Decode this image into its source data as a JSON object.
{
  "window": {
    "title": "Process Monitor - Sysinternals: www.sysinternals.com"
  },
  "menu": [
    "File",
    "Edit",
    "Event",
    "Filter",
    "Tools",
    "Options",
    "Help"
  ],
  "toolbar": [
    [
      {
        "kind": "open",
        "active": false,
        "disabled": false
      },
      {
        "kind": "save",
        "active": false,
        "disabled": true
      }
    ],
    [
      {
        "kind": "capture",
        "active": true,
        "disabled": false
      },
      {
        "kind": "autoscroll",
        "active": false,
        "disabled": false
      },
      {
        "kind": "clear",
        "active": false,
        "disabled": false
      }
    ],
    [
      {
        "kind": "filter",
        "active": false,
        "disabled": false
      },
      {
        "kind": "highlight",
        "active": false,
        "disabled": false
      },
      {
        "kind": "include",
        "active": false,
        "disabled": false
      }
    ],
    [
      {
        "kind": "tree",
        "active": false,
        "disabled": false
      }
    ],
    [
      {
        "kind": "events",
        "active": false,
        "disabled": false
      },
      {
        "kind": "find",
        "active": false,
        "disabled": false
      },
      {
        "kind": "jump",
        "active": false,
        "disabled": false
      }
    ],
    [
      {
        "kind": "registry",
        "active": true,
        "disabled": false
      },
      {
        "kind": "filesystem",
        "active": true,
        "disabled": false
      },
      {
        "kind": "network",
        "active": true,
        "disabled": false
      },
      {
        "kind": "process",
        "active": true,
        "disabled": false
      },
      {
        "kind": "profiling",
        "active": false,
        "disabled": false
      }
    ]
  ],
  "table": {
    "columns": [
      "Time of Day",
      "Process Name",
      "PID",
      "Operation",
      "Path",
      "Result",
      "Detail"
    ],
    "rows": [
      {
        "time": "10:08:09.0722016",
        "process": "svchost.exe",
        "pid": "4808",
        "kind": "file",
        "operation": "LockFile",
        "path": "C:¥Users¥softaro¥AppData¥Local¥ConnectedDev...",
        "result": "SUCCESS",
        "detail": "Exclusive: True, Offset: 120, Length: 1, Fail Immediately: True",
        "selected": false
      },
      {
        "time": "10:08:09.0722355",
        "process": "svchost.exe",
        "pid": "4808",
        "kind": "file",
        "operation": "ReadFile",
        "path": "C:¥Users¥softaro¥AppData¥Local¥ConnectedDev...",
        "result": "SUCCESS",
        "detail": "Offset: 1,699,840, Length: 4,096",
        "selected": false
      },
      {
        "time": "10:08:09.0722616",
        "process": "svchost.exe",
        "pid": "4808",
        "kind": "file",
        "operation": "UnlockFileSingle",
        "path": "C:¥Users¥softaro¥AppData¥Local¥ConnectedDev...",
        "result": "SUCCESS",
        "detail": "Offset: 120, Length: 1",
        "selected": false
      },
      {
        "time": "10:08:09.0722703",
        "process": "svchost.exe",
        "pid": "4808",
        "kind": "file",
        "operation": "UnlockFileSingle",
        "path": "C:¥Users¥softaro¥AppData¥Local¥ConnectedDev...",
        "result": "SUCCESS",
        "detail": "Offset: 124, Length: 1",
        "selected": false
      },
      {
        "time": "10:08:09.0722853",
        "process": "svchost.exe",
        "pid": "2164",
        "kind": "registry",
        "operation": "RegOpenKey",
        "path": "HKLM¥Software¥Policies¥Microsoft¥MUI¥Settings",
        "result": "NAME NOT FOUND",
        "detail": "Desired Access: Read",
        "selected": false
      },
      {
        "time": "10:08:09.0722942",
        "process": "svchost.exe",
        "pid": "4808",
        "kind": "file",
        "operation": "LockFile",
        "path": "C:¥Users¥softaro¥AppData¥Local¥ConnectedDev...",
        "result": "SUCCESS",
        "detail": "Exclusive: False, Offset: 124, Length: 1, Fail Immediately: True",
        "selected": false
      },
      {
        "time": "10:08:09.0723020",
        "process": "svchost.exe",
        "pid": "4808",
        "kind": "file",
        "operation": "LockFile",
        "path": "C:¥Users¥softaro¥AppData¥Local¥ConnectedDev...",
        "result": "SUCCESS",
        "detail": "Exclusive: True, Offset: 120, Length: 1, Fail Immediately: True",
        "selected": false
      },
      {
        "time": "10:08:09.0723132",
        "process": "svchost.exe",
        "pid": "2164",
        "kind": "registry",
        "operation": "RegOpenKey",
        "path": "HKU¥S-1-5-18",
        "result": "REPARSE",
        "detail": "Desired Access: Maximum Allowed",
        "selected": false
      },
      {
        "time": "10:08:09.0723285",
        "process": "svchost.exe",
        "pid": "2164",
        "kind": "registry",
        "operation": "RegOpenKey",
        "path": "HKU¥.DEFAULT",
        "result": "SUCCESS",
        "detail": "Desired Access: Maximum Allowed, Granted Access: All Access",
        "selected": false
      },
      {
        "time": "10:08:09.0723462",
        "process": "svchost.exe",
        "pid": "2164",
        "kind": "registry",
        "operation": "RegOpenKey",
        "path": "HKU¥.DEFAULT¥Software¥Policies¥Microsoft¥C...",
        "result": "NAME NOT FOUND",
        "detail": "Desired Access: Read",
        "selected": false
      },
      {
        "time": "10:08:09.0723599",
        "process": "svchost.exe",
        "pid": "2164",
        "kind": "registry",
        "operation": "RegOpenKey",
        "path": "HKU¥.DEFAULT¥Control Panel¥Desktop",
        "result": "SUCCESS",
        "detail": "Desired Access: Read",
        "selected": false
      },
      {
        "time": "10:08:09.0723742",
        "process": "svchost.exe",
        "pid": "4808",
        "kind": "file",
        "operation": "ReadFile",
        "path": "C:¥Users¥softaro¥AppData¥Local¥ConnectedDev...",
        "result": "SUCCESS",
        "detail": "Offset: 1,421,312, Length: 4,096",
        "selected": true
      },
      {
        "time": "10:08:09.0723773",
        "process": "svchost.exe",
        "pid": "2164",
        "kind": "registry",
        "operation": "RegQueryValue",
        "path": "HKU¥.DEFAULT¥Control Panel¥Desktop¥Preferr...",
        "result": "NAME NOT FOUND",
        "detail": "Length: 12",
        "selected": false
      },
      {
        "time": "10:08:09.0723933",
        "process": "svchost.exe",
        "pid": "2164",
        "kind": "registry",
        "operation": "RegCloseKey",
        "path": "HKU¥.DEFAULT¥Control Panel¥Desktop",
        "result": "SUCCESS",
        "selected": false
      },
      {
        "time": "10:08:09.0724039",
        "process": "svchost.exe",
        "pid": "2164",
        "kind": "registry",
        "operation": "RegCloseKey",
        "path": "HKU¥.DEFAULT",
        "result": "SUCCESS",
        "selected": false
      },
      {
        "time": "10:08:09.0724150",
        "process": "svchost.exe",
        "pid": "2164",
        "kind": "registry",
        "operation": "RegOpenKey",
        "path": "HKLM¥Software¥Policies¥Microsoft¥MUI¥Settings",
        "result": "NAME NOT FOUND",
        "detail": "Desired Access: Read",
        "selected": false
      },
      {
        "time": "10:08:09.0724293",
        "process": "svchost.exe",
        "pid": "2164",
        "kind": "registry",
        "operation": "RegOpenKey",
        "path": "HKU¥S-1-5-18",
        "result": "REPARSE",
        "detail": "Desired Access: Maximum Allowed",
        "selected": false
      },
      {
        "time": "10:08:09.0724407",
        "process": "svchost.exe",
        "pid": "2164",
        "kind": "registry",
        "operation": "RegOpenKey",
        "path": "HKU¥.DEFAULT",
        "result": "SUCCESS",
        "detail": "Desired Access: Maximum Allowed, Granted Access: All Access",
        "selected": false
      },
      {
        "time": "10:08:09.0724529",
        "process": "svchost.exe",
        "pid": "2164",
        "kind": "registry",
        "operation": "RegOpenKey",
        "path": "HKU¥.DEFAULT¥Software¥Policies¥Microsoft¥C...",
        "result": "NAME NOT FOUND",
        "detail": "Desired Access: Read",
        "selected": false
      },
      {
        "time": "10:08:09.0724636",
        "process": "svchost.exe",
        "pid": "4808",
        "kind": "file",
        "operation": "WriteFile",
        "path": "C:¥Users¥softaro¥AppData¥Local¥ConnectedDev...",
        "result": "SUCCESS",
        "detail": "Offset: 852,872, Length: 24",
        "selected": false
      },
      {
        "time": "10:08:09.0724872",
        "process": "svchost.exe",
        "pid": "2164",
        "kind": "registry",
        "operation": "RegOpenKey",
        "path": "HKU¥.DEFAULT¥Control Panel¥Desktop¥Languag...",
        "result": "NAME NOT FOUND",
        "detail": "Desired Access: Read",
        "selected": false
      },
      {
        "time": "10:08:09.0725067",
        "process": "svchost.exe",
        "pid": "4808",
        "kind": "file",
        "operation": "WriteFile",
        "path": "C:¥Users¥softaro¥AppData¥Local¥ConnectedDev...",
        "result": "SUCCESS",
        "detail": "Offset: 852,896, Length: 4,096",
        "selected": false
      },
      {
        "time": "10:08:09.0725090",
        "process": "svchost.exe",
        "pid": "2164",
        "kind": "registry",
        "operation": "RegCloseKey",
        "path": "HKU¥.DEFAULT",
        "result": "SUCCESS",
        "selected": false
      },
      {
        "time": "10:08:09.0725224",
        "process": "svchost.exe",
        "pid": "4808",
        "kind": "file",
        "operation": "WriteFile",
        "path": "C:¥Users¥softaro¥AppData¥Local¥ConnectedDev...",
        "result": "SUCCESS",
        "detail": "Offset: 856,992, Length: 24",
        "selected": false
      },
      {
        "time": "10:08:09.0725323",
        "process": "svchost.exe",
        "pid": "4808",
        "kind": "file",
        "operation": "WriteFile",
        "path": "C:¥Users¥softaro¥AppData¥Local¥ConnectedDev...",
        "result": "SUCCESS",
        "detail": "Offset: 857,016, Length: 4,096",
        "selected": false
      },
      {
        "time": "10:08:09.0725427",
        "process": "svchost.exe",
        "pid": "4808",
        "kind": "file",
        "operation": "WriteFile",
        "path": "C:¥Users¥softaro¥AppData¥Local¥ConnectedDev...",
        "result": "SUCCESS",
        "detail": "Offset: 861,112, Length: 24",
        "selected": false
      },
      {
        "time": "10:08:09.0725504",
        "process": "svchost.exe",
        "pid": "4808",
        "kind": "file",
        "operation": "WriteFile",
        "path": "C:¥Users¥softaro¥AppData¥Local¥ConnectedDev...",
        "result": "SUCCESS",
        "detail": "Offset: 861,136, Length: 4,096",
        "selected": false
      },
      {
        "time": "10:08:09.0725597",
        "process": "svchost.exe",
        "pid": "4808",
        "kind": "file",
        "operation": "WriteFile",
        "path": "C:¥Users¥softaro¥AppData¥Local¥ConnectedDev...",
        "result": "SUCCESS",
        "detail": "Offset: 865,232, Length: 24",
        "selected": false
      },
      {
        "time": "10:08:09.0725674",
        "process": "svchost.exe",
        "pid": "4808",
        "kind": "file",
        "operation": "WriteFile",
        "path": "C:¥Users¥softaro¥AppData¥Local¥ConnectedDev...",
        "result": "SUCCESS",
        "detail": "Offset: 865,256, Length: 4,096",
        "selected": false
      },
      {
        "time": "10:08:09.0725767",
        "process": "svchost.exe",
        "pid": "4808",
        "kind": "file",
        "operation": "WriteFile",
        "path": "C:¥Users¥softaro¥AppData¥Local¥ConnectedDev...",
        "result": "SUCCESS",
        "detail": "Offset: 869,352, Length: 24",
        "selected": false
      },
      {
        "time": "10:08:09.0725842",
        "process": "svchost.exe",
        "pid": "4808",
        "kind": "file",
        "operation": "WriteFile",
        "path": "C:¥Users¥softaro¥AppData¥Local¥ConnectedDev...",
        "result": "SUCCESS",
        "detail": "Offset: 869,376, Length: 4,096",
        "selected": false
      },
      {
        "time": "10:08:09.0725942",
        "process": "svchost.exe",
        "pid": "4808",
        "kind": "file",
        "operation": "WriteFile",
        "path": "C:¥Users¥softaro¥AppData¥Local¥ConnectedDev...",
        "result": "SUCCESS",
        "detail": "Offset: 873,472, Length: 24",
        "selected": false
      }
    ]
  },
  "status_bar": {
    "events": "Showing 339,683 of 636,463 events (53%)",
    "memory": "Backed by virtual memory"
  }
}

----

WHAT NEEDS TO BE DONE ▸
Count every line in the entries above where the word "Panel" appears; respond with the number alone.

ANSWER TO THE TASK ▸
4